Given exercise
Convert the records, starting with the line that contains "y-tick-label: 500 (100, 567, 142, 591)" and going on through the line that contains "series-line-gfs (516, 66, 1086, 800)", into a JSON list of strings with one string per line and blank lines left out.
-- Begin Records for this exercise --
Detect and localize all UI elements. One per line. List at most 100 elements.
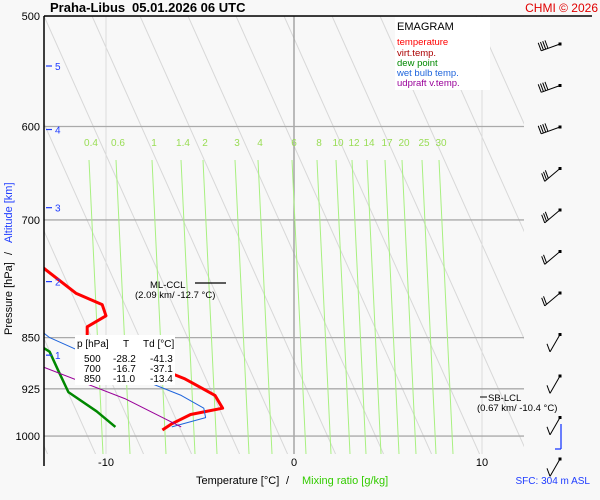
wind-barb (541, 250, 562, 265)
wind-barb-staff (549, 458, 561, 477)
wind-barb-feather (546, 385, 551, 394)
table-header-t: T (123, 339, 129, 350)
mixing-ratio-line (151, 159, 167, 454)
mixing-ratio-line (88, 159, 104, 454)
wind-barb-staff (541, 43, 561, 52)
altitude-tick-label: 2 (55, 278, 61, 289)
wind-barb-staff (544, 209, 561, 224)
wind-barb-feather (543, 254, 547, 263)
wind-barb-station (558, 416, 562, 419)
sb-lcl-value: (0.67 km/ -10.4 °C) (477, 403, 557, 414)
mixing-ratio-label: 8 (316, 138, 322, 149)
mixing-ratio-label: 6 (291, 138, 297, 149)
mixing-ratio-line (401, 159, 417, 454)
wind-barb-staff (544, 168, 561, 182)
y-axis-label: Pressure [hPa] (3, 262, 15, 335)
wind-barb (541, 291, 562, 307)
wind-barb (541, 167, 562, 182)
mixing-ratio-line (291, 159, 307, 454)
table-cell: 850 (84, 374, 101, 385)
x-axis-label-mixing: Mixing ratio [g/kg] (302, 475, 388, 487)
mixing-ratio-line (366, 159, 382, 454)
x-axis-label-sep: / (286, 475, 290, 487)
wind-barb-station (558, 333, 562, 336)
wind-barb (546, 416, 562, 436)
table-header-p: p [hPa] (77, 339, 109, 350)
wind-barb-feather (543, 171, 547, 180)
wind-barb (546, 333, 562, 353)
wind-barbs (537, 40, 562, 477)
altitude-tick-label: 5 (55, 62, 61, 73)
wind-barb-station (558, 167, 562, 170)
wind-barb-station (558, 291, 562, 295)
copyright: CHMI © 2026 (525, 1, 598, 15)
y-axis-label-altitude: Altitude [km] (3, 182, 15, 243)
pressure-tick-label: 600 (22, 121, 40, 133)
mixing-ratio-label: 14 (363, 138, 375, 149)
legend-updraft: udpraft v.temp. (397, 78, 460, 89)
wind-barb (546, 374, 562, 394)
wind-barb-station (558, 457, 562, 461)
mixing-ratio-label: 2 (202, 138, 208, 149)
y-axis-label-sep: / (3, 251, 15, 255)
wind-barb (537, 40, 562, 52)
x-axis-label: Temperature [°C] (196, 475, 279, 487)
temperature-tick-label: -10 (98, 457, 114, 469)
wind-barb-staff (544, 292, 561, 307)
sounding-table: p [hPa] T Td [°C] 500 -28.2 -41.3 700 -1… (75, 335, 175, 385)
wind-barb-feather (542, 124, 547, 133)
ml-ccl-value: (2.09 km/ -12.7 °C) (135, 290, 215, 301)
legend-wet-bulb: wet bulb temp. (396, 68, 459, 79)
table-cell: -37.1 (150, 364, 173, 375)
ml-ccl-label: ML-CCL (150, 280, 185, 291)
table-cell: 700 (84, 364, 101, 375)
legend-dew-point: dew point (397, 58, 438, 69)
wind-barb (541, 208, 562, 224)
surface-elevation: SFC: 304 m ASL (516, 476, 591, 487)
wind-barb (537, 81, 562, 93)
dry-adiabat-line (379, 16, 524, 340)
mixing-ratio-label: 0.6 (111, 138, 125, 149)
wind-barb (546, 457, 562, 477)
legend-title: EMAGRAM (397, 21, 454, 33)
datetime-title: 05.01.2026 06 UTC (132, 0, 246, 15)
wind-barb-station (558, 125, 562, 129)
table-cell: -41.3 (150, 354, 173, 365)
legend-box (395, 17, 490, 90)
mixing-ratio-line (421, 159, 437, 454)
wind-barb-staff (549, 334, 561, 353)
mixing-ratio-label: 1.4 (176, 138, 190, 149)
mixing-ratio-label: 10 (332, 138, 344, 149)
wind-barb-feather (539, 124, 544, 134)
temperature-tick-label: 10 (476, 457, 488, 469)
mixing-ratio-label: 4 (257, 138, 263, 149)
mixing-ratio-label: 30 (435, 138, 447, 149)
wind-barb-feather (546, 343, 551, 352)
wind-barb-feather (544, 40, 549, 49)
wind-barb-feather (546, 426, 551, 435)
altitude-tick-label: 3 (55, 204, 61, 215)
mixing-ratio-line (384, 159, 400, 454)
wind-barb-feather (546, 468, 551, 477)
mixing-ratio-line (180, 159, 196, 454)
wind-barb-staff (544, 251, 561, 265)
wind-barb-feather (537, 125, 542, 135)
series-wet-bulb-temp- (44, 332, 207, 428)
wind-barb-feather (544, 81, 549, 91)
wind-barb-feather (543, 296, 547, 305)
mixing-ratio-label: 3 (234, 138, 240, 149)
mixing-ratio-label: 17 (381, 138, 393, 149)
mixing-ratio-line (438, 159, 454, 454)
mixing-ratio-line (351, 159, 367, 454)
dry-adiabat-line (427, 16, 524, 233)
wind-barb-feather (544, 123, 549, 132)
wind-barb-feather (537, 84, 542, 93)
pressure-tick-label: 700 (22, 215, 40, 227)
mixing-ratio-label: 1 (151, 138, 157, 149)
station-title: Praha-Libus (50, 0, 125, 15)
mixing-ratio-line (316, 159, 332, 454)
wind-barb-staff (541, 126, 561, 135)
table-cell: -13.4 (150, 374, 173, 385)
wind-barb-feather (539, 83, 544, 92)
-- End Records for this exercise --
-- Begin Records for this exercise --
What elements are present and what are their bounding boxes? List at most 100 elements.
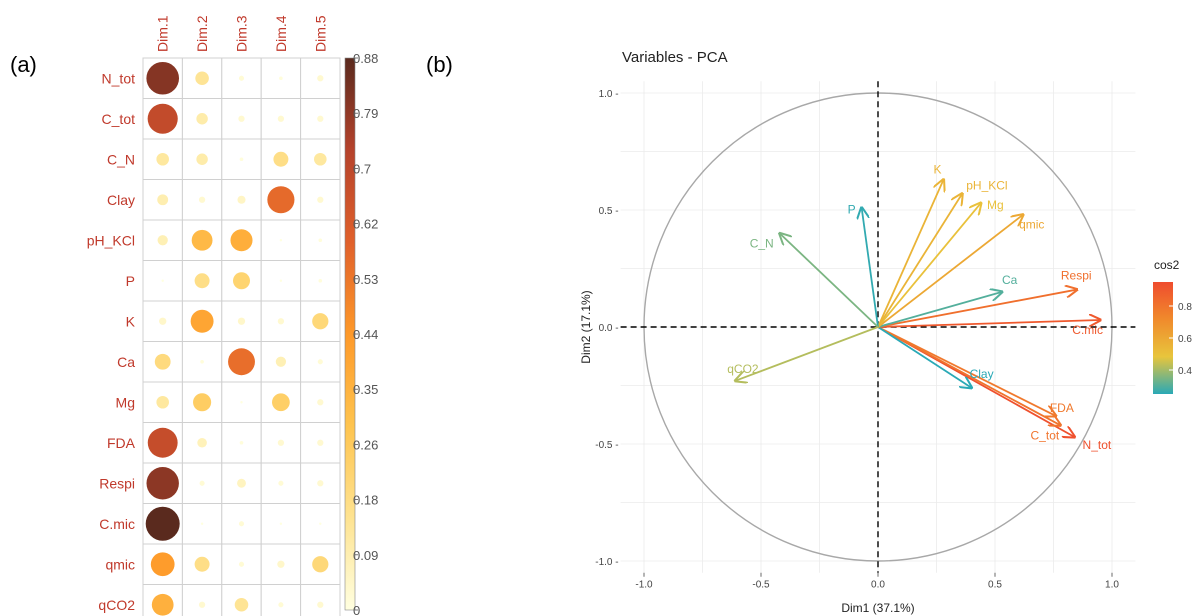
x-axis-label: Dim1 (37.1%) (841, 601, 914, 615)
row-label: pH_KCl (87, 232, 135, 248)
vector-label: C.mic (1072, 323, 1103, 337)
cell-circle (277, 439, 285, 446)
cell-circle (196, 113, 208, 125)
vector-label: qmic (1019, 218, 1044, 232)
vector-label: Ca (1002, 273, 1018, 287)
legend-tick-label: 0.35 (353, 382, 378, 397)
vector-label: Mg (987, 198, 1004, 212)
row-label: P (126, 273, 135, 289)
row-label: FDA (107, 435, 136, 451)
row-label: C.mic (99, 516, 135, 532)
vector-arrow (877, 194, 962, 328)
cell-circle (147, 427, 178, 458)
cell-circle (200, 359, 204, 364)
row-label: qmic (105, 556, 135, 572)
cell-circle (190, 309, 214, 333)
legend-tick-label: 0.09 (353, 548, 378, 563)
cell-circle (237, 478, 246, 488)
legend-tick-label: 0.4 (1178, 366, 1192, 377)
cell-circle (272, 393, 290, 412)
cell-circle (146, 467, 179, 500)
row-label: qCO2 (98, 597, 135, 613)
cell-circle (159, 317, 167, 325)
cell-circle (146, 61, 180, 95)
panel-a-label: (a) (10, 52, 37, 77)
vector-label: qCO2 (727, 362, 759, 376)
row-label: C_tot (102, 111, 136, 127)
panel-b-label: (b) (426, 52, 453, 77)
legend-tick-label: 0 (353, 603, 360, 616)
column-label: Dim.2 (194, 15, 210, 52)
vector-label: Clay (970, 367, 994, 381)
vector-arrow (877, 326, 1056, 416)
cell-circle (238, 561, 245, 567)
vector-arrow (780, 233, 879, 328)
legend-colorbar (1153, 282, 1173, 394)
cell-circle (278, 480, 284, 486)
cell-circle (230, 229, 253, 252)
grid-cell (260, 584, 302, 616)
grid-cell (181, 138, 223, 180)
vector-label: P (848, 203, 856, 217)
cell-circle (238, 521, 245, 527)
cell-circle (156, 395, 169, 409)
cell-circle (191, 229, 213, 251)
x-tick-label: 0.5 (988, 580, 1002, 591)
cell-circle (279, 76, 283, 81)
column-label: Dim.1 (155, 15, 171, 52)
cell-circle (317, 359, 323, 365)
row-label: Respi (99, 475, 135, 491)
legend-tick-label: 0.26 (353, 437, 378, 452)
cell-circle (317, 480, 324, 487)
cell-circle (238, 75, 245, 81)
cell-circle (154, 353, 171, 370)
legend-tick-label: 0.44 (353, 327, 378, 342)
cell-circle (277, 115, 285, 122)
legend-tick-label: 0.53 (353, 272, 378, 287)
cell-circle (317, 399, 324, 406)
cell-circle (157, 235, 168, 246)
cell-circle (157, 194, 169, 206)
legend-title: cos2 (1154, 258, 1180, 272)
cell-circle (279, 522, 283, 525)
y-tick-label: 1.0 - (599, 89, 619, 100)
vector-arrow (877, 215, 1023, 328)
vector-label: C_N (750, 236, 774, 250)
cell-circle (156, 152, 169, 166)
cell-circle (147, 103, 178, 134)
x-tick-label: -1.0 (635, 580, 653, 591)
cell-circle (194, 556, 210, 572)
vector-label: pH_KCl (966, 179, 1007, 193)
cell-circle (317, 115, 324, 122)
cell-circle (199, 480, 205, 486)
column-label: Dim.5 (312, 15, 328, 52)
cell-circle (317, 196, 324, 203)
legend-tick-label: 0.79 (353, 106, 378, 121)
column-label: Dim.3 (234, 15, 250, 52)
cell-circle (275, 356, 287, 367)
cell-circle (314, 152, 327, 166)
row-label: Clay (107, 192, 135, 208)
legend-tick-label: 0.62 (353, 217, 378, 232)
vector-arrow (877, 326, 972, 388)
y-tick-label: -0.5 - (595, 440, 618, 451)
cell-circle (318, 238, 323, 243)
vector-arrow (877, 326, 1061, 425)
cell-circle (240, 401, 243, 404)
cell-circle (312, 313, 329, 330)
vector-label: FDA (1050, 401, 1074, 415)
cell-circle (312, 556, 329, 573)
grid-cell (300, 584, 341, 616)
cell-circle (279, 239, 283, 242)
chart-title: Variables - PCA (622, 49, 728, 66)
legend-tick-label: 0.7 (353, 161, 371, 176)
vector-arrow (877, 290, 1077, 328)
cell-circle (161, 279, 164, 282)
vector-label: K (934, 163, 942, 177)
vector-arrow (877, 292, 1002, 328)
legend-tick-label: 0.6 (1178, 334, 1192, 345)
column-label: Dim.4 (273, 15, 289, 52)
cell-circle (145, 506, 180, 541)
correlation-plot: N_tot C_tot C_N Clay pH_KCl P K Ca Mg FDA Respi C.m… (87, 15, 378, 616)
-- End Records for this exercise --
-- Begin Records for this exercise --
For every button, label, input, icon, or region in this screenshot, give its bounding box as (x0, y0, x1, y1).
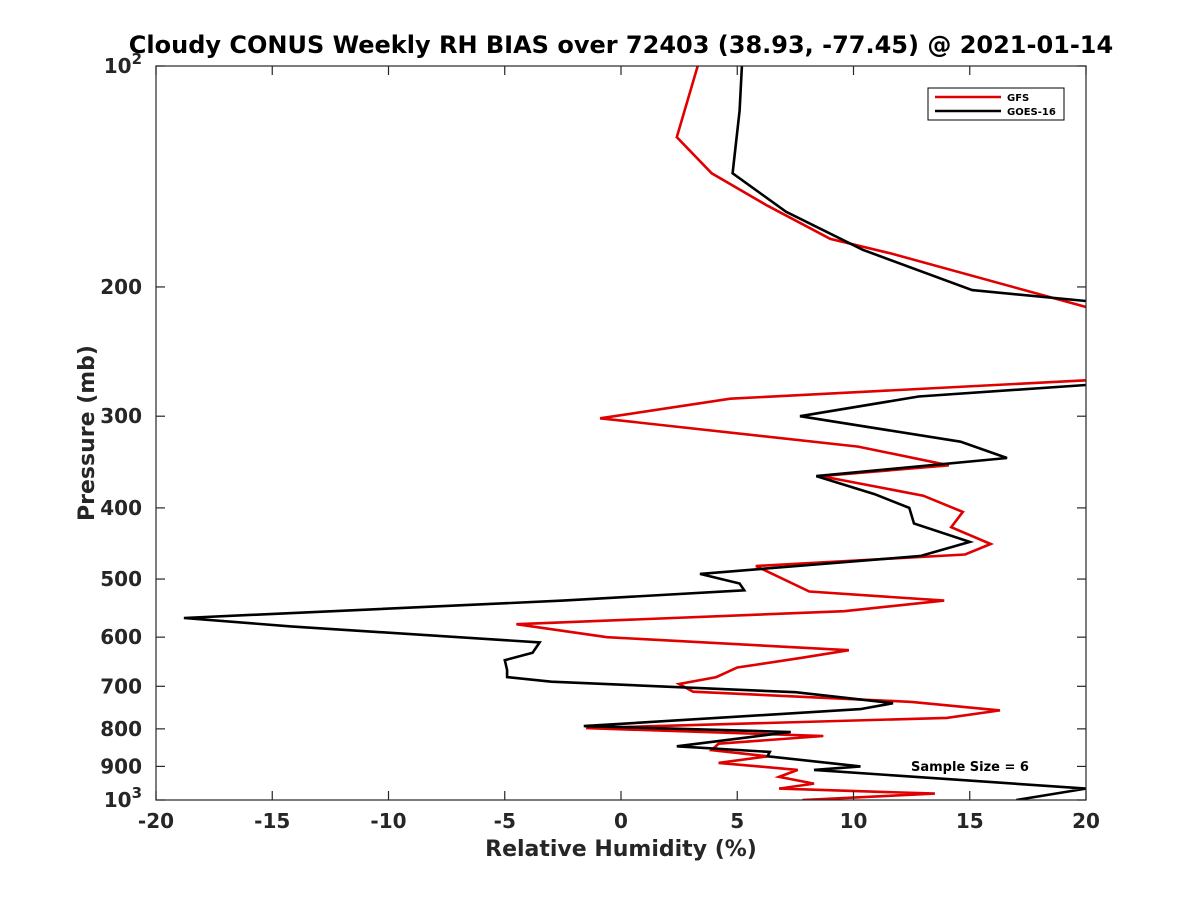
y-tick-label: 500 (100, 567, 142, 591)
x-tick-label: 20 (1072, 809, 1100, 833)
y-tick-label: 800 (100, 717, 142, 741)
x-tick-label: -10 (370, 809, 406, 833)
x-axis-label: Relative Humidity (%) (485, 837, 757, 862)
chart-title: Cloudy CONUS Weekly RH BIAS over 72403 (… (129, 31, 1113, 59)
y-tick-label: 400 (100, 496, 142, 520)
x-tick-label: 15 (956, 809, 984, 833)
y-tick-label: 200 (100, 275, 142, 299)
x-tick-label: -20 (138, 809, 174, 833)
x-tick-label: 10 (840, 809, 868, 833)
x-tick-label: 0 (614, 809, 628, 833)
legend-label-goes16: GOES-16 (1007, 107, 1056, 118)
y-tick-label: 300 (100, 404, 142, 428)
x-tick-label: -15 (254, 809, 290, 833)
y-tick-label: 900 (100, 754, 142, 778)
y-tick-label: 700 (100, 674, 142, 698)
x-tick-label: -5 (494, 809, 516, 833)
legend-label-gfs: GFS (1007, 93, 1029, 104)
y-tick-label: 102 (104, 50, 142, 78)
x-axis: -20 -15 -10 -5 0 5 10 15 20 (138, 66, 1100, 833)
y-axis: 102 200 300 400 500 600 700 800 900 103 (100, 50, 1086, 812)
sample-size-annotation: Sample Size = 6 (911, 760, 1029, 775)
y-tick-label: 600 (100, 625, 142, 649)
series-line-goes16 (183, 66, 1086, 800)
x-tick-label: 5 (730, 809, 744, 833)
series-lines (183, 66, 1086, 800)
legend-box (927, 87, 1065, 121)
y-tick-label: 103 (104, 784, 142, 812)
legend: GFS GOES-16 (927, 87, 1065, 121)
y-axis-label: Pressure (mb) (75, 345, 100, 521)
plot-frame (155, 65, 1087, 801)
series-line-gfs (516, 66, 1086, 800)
-- End Records for this exercise --
Complete response
[
  "y-tick-label: 500 (100, 567, 142, 591)",
  "x-tick-label: 20 (1072, 809, 1100, 833)",
  "y-tick-label: 800 (100, 717, 142, 741)",
  "x-tick-label: -10 (370, 809, 406, 833)",
  "x-axis-label: Relative Humidity (%) (485, 837, 757, 862)",
  "chart-title: Cloudy CONUS Weekly RH BIAS over 72403 (… (129, 31, 1113, 59)",
  "y-tick-label: 400 (100, 496, 142, 520)",
  "x-tick-label: 15 (956, 809, 984, 833)",
  "y-tick-label: 200 (100, 275, 142, 299)",
  "x-tick-label: -20 (138, 809, 174, 833)",
  "x-tick-label: 10 (840, 809, 868, 833)",
  "x-tick-label: 0 (614, 809, 628, 833)",
  "legend-label-goes16: GOES-16 (1007, 107, 1056, 118)",
  "y-tick-label: 300 (100, 404, 142, 428)",
  "x-tick-label: -15 (254, 809, 290, 833)",
  "y-tick-label: 900 (100, 754, 142, 778)",
  "y-tick-label: 700 (100, 674, 142, 698)",
  "x-tick-label: -5 (494, 809, 516, 833)",
  "legend-label-gfs: GFS (1007, 93, 1029, 104)",
  "y-tick-label: 102 (104, 50, 142, 78)",
  "x-axis: -20 -15 -10 -5 0 5 10 15 20 (138, 66, 1100, 833)",
  "y-axis: 102 200 300 400 500 600 700 800 900 103 (100, 50, 1086, 812)",
  "sample-size-annotation: Sample Size = 6 (911, 760, 1029, 775)",
  "y-tick-label: 600 (100, 625, 142, 649)",
  "series-line-goes16 (183, 66, 1086, 800)",
  "x-tick-label: 5 (730, 809, 744, 833)",
  "series-lines (183, 66, 1086, 800)",
  "legend-box (927, 87, 1065, 121)",
  "y-tick-label: 103 (104, 784, 142, 812)",
  "legend: GFS GOES-16 (927, 87, 1065, 121)",
  "y-axis-label: Pressure (mb) (75, 345, 100, 521)",
  "plot-frame (155, 65, 1087, 801)",
  "series-line-gfs (516, 66, 1086, 800)"
]